## begin RECORDS FOR THIS TASK

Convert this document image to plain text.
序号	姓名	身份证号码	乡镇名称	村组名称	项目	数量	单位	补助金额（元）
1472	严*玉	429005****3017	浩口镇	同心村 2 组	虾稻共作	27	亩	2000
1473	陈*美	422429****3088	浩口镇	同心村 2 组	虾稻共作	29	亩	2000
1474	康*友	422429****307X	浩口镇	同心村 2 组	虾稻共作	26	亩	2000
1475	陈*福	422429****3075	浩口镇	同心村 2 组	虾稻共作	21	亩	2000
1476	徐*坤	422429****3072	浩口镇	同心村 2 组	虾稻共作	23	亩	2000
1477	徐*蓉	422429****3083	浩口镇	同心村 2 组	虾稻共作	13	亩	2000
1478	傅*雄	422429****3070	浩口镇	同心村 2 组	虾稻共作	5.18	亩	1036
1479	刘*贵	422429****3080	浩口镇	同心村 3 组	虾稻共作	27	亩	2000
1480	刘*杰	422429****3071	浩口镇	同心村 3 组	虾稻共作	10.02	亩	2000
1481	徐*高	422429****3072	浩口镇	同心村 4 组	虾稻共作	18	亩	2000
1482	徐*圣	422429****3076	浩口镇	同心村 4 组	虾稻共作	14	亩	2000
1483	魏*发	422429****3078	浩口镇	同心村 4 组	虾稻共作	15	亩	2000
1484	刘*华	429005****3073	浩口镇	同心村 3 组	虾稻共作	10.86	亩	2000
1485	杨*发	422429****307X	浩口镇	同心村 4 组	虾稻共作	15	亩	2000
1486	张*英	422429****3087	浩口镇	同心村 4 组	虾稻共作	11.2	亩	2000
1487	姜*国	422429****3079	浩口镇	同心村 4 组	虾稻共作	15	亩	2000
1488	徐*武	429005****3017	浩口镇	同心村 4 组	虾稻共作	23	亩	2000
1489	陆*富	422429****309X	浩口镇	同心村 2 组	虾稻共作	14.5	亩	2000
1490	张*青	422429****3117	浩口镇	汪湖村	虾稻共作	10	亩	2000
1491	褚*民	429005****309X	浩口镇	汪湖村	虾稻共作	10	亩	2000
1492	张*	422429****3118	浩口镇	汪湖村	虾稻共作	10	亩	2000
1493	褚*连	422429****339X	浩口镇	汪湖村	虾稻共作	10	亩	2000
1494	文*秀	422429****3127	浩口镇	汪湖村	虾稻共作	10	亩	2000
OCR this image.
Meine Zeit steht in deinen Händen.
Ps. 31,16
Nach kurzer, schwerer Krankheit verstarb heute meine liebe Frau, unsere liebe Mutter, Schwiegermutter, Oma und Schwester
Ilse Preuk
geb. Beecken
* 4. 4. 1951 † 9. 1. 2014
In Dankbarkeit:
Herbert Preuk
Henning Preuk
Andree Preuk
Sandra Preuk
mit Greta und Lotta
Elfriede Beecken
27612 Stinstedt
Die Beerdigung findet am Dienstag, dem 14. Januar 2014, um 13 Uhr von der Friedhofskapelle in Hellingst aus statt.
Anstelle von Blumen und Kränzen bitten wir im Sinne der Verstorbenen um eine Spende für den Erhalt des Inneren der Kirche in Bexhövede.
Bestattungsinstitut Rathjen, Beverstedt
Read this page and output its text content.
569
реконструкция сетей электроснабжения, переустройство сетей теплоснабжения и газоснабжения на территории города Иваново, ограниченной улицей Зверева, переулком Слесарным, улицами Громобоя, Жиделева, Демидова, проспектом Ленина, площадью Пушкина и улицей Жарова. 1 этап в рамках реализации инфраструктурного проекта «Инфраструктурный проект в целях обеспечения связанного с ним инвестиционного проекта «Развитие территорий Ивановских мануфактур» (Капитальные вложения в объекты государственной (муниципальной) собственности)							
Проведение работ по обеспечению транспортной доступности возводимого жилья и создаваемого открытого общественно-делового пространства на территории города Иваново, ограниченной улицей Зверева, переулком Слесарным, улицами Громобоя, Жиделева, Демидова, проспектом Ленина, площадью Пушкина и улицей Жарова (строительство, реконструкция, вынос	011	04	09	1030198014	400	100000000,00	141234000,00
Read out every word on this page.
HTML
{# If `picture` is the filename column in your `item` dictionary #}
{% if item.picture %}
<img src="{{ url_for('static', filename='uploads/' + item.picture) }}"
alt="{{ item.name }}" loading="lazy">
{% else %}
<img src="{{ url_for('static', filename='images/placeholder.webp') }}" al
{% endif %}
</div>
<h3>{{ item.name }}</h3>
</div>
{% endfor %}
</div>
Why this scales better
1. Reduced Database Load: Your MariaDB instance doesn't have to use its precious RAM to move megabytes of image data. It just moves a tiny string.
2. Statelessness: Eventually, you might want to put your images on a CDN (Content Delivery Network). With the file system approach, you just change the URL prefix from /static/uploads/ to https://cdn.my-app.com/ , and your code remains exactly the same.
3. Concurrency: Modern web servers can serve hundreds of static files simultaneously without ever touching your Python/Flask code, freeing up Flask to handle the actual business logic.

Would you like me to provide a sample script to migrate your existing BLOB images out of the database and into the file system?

## end RECORDS FOR THIS TASK

[AIM OF THE TASK] Give only the number of lines in the preceding material that contain the string "улицей".

[OUTPUT BELOW] 2